THE PROBLEM: What follows is a set of records; repeat all of them exactly.

— begin RECORDS SUPPLIED —

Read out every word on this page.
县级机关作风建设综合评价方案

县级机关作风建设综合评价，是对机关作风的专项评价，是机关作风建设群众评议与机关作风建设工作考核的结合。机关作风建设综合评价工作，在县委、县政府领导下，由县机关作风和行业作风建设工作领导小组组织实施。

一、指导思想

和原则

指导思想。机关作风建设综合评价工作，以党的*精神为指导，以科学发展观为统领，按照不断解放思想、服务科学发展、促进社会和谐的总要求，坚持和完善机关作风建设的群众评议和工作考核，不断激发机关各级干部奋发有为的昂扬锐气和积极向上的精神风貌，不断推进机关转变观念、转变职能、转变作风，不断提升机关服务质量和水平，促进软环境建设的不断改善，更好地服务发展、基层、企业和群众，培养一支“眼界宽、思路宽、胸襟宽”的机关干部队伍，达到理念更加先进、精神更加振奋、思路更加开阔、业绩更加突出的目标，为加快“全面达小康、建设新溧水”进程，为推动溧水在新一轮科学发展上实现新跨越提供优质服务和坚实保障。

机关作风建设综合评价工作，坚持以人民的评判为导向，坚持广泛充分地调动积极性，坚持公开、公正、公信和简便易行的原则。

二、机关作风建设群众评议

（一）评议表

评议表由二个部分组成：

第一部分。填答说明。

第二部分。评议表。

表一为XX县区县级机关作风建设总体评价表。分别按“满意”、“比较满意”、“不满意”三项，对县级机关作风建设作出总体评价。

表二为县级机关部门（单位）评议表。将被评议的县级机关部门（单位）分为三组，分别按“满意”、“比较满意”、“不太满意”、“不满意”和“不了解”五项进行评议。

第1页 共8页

— end RECORDS SUPPLIED —

EXPECTED ANSWER:
Read out every word on this page.
县级机关作风建设综合评价方案

县级机关作风建设综合评价，是对机关作风的专项评价，是机关作风建设群众评议与机关作风建设工作考核的结合。机关作风建设综合评价工作，在县委、县政府领导下，由县机关作风和行业作风建设工作领导小组组织实施。

一、指导思想

和原则

指导思想。机关作风建设综合评价工作，以党的*精神为指导，以科学发展观为统领，按照不断解放思想、服务科学发展、促进社会和谐的总要求，坚持和完善机关作风建设的群众评议和工作考核，不断激发机关各级干部奋发有为的昂扬锐气和积极向上的精神风貌，不断推进机关转变观念、转变职能、转变作风，不断提升机关服务质量和水平，促进软环境建设的不断改善，更好地服务发展、基层、企业和群众，培养一支“眼界宽、思路宽、胸襟宽”的机关干部队伍，达到理念更加先进、精神更加振奋、思路更加开阔、业绩更加突出的目标，为加快“全面达小康、建设新溧水”进程，为推动溧水在新一轮科学发展上实现新跨越提供优质服务和坚实保障。

机关作风建设综合评价工作，坚持以人民的评判为导向，坚持广泛充分地调动积极性，坚持公开、公正、公信和简便易行的原则。

二、机关作风建设群众评议

（一）评议表

评议表由二个部分组成：

第一部分。填答说明。

第二部分。评议表。

表一为XX县区县级机关作风建设总体评价表。分别按“满意”、“比较满意”、“不满意”三项，对县级机关作风建设作出总体评价。

表二为县级机关部门（单位）评议表。将被评议的县级机关部门（单位）分为三组，分别按“满意”、“比较满意”、“不太满意”、“不满意”和“不了解”五项进行评议。

第1页 共8页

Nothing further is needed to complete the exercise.